Do this: From the entries below, work out the number of lines that hold the word "trong", and give that number alone.

Material to process:

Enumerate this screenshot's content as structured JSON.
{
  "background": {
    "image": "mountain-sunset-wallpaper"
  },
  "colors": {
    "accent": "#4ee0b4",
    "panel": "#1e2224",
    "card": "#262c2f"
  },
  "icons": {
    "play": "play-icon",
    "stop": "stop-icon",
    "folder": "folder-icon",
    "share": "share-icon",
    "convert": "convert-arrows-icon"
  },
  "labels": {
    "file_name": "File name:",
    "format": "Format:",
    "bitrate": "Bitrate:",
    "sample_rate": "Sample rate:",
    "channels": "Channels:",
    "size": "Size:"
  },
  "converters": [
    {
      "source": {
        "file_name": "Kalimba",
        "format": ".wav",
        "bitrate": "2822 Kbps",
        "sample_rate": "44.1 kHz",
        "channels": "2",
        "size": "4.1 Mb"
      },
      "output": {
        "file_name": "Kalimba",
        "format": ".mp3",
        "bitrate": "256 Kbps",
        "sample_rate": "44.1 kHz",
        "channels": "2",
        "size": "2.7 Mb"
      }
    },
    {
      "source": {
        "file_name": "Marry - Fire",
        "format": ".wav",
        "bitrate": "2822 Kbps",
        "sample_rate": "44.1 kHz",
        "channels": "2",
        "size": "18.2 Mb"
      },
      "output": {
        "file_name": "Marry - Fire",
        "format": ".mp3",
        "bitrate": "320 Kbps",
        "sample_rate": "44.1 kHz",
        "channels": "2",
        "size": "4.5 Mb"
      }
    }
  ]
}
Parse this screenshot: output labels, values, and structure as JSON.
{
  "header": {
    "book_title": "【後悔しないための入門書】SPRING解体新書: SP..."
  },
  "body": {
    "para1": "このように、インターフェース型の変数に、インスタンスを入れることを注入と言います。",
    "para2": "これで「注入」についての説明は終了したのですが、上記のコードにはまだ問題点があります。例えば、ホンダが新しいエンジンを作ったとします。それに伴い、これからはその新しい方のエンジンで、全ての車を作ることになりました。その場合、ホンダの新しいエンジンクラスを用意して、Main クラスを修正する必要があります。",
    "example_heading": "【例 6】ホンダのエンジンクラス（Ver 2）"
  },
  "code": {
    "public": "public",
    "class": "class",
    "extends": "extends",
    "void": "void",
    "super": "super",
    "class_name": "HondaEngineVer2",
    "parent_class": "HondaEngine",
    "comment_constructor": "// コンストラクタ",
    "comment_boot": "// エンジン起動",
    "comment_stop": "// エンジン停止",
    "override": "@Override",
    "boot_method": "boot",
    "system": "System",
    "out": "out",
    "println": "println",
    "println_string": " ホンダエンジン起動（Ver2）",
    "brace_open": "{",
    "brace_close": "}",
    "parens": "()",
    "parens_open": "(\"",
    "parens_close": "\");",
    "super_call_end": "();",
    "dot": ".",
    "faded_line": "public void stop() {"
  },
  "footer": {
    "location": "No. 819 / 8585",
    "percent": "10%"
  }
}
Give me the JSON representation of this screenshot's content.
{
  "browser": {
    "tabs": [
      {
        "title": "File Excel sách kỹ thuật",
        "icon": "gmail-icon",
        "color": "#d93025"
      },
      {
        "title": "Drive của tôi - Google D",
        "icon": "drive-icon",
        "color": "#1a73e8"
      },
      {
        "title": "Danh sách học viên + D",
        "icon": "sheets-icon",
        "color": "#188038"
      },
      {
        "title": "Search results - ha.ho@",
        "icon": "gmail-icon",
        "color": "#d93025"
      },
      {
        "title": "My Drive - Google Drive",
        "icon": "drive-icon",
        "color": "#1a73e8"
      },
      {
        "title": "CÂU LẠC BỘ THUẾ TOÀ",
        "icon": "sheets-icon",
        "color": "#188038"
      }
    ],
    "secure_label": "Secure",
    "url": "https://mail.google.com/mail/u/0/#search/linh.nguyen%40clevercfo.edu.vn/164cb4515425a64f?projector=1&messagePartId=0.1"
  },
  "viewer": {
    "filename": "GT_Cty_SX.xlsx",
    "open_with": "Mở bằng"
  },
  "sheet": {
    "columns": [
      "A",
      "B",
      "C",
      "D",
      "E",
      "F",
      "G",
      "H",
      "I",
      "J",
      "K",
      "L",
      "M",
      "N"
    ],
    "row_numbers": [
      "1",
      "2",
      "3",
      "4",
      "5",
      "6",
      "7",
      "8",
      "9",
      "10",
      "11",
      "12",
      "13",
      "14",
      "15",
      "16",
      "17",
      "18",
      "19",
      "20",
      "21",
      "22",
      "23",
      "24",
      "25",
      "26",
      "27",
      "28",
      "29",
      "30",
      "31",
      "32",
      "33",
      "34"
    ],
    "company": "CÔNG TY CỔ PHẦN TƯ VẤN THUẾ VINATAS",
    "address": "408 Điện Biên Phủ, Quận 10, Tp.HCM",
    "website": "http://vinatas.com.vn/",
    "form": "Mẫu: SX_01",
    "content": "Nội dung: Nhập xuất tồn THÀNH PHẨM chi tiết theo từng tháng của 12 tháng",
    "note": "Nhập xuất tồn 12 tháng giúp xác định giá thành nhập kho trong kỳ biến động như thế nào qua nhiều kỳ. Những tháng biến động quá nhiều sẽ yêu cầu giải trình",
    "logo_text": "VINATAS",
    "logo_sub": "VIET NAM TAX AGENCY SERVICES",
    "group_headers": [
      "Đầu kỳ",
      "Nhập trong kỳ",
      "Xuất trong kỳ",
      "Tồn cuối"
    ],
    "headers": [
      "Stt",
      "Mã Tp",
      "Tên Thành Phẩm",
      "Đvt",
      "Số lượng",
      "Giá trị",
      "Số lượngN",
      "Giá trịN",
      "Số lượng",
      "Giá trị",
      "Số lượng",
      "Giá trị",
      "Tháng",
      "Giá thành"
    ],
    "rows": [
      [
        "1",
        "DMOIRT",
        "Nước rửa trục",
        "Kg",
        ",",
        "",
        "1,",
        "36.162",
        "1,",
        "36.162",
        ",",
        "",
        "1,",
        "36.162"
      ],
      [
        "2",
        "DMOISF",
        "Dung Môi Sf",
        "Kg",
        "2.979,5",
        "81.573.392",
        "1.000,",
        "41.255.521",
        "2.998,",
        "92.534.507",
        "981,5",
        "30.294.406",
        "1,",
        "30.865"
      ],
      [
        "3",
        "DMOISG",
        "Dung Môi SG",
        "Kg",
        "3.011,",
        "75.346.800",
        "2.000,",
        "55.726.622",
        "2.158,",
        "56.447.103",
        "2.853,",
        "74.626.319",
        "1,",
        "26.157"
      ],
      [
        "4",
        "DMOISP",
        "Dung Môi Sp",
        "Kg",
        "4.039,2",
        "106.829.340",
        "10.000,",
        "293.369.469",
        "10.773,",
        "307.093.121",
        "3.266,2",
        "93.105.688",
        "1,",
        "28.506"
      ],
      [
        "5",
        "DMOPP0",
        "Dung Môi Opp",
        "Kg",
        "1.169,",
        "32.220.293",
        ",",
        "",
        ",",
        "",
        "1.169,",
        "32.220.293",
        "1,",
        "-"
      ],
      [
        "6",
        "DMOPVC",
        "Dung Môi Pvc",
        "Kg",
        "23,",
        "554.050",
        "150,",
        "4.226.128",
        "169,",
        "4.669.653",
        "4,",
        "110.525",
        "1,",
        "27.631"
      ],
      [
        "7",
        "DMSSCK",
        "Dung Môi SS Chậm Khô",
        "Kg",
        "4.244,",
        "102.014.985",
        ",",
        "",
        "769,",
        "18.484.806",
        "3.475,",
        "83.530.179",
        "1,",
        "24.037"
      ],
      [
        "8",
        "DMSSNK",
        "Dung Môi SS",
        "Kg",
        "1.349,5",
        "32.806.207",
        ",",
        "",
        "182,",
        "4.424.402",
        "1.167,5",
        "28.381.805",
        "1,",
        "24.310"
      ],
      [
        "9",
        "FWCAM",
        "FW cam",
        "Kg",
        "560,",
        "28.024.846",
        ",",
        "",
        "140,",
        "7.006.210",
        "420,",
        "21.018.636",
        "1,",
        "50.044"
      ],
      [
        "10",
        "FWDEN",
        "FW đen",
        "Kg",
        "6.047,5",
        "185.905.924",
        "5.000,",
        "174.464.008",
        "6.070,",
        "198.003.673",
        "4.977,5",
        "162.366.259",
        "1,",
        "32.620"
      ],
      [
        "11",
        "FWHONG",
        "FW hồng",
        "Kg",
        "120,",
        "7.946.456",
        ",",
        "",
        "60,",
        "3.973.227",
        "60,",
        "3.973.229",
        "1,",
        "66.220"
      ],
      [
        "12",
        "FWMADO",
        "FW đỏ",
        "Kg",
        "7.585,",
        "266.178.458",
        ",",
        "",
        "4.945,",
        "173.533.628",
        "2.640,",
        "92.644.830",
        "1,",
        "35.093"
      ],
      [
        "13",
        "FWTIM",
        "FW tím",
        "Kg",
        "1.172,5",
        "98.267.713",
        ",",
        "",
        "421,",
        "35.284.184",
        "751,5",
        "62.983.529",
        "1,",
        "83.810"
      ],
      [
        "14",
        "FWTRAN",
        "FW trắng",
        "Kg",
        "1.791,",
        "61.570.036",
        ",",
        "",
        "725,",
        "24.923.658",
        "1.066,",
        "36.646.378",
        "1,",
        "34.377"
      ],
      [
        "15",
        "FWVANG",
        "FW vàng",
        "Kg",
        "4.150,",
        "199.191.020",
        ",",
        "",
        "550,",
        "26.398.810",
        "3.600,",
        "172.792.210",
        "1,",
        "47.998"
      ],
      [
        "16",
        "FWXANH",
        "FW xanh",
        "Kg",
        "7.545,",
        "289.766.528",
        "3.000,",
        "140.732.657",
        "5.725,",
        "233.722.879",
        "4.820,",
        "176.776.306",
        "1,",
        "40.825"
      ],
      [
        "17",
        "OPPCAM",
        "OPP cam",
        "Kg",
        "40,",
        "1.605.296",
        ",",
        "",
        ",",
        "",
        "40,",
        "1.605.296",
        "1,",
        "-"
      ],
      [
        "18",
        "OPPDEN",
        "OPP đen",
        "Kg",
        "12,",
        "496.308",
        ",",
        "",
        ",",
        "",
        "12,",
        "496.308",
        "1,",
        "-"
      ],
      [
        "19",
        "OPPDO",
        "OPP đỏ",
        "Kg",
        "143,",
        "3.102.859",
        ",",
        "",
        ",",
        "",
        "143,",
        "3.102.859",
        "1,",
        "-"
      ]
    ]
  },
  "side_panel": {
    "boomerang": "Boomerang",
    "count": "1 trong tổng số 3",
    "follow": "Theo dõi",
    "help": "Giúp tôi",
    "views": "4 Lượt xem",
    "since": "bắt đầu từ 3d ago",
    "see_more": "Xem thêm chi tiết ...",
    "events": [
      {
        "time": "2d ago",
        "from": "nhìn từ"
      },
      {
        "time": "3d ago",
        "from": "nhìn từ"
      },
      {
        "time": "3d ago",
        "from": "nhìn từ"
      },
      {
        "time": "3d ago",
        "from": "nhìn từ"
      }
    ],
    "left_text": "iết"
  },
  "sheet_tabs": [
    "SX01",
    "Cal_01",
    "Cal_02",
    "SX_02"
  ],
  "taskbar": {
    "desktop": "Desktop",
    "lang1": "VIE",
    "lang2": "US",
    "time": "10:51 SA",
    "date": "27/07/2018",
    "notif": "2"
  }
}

Solution to the problem: 4